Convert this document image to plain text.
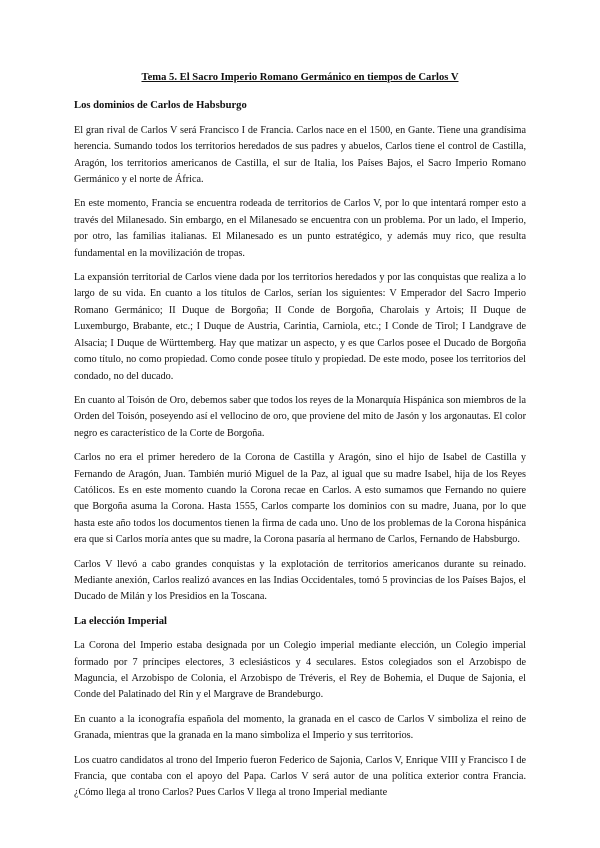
Tema 5. El Sacro Imperio Romano Germánico en tiempos de Carlos V
Los dominios de Carlos de Habsburgo

El gran rival de Carlos V será Francisco I de Francia. Carlos nace en el 1500, en Gante. Tiene una grandísima herencia. Sumando todos los territorios heredados de sus padres y abuelos, Carlos tiene el control de Castilla, Aragón, los territorios americanos de Castilla, el sur de Italia, los Países Bajos, el Sacro Imperio Romano Germánico y el norte de África.

En este momento, Francia se encuentra rodeada de territorios de Carlos V, por lo que intentará romper esto a través del Milanesado. Sin embargo, en el Milanesado se encuentra con un problema. Por un lado, el Imperio, por otro, las familias italianas. El Milanesado es un punto estratégico, y además muy rico, que resulta fundamental en la movilización de tropas.

La expansión territorial de Carlos viene dada por los territorios heredados y por las conquistas que realiza a lo largo de su vida. En cuanto a los títulos de Carlos, serían los siguientes: V Emperador del Sacro Imperio Romano Germánico; II Duque de Borgoña; II Conde de Borgoña, Charolais y Artois; II Duque de Luxemburgo, Brabante, etc.; I Duque de Austria, Carintia, Carniola, etc.; I Conde de Tirol; I Landgrave de Alsacia; I Duque de Württemberg. Hay que matizar un aspecto, y es que Carlos posee el Ducado de Borgoña como título, no como propiedad. Como conde posee título y propiedad. De este modo, posee los territorios del condado, no del ducado.

En cuanto al Toisón de Oro, debemos saber que todos los reyes de la Monarquía Hispánica son miembros de la Orden del Toisón, poseyendo así el vellocino de oro, que proviene del mito de Jasón y los argonautas. El color negro es característico de la Corte de Borgoña.

Carlos no era el primer heredero de la Corona de Castilla y Aragón, sino el hijo de Isabel de Castilla y Fernando de Aragón, Juan. También murió Miguel de la Paz, al igual que su madre Isabel, hija de los Reyes Católicos. Es en este momento cuando la Corona recae en Carlos. A esto sumamos que Fernando no quiere que Borgoña asuma la Corona. Hasta 1555, Carlos comparte los dominios con su madre, Juana, por lo que hasta este año todos los documentos tienen la firma de cada uno. Uno de los problemas de la Corona hispánica era que si Carlos moría antes que su madre, la Corona pasaría al hermano de Carlos, Fernando de Habsburgo.

Carlos V llevó a cabo grandes conquistas y la explotación de territorios americanos durante su reinado. Mediante anexión, Carlos realizó avances en las Indias Occidentales, tomó 5 provincias de los Países Bajos, el Ducado de Milán y los Presidios en la Toscana.

La elección Imperial

La Corona del Imperio estaba designada por un Colegio imperial mediante elección, un Colegio imperial formado por 7 príncipes electores, 3 eclesiásticos y 4 seculares. Estos colegiados son el Arzobispo de Maguncia, el Arzobispo de Colonia, el Arzobispo de Tréveris, el Rey de Bohemia, el Duque de Sajonia, el Conde del Palatinado del Rin y el Margrave de Brandeburgo.

En cuanto a la iconografía española del momento, la granada en el casco de Carlos V simboliza el reino de Granada, mientras que la granada en la mano simboliza el Imperio y sus territorios.

Los cuatro candidatos al trono del Imperio fueron Federico de Sajonia, Carlos V, Enrique VIII y Francisco I de Francia, que contaba con el apoyo del Papa. Carlos V será autor de una política exterior contra Francia. ¿Cómo llega al trono Carlos? Pues Carlos V llega al trono Imperial mediante
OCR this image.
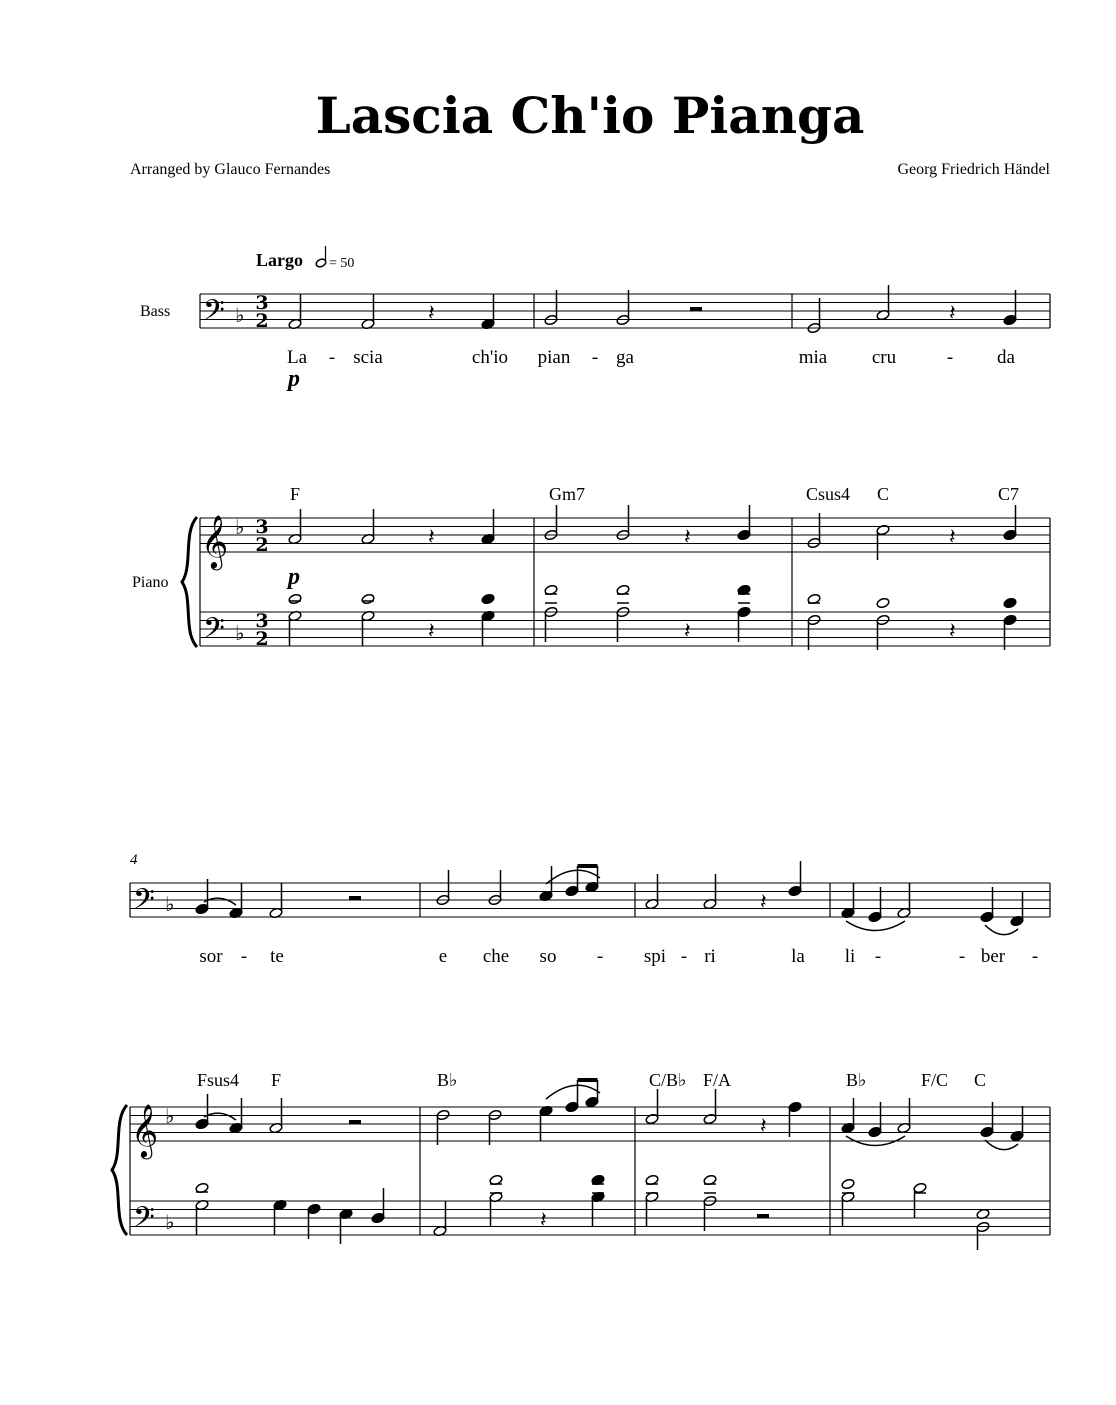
Lascia Ch'io Pianga
Arranged by Glauco Fernandes	Georg Friedrich Händel
Largo = 50
Bass
Piano
𝄢 ♭ 3
2	𝄽	𝄽
La - scia	ch'io pian - ga	mia cru	- da
p
F	Gm7	Csus4 C	C7
𝄞 ♭ 3
2
𝄢 ♭ 3
2
𝄽	𝄽	𝄽
p
𝄽	𝄽	𝄽
4
𝄢 ♭	𝄽
sor - te	e che so - spi - ri	la li -	- ber -
Fsus4 F	B♭	C/B♭ F/A	B♭	F/C C
𝄞 ♭
𝄢 ♭
𝄽
𝄽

- - - -

### WHAT TO DO
Give the number of lines in the records that contain the string "image", and nothing besides.

### FINISHED ANSWER
2